- _Task goal_
Copy out the material below in full, but not its images.

Records from a dataset
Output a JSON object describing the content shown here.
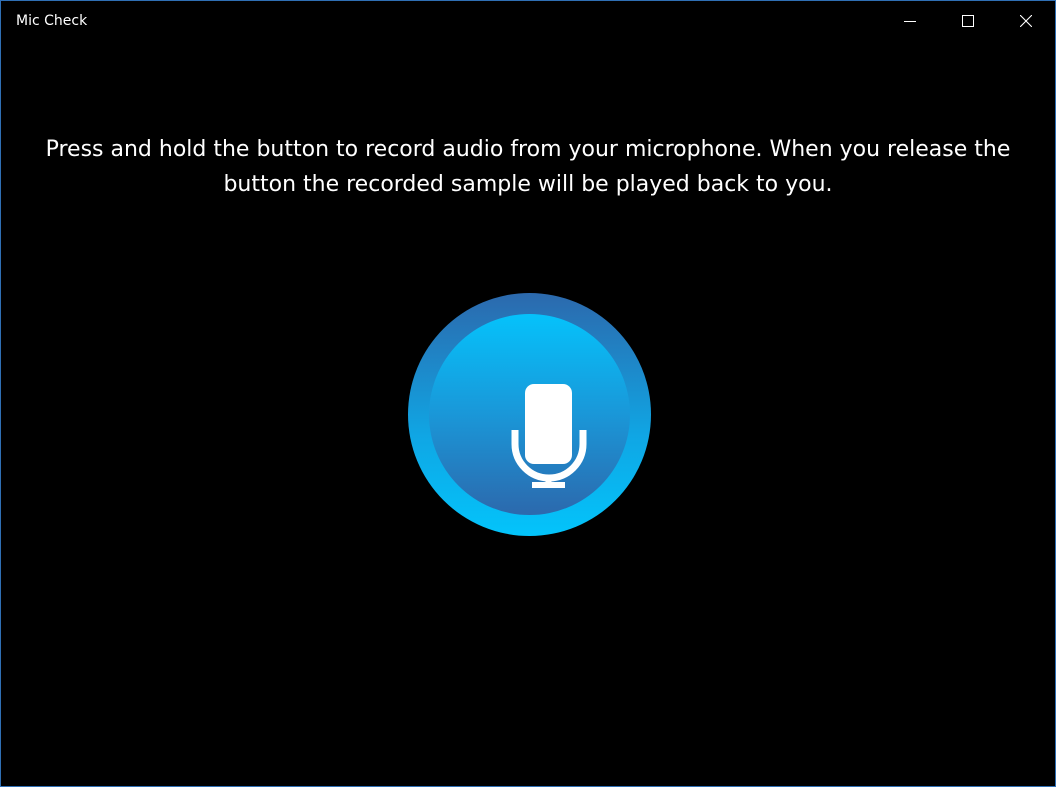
{
  "window": {
    "title": "Mic Check"
  },
  "main": {
    "instructions": "Press and hold the button to record audio from your microphone. When you release the button the recorded sample will be played back to you."
  },
  "icons": {
    "minimize": "minimize-icon",
    "maximize": "maximize-icon",
    "close": "close-icon",
    "record": "microphone-icon"
  },
  "colors": {
    "background": "#000000",
    "window_border": "#2f6fb4",
    "button_outer_top": "#2c69ad",
    "button_outer_bottom": "#03c4fb",
    "button_inner_top": "#05c2fb",
    "button_inner_bottom": "#2c69ad",
    "text": "#ffffff"
  }
}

- _Solution below_
Output a JSON object describing the content shown here.
{
  "window": {
    "title": "Mic Check"
  },
  "main": {
    "instructions": "Press and hold the button to record audio from your microphone. When you release the button the recorded sample will be played back to you."
  },
  "icons": {
    "minimize": "minimize-icon",
    "maximize": "maximize-icon",
    "close": "close-icon",
    "record": "microphone-icon"
  },
  "colors": {
    "background": "#000000",
    "window_border": "#2f6fb4",
    "button_outer_top": "#2c69ad",
    "button_outer_bottom": "#03c4fb",
    "button_inner_top": "#05c2fb",
    "button_inner_bottom": "#2c69ad",
    "text": "#ffffff"
  }
}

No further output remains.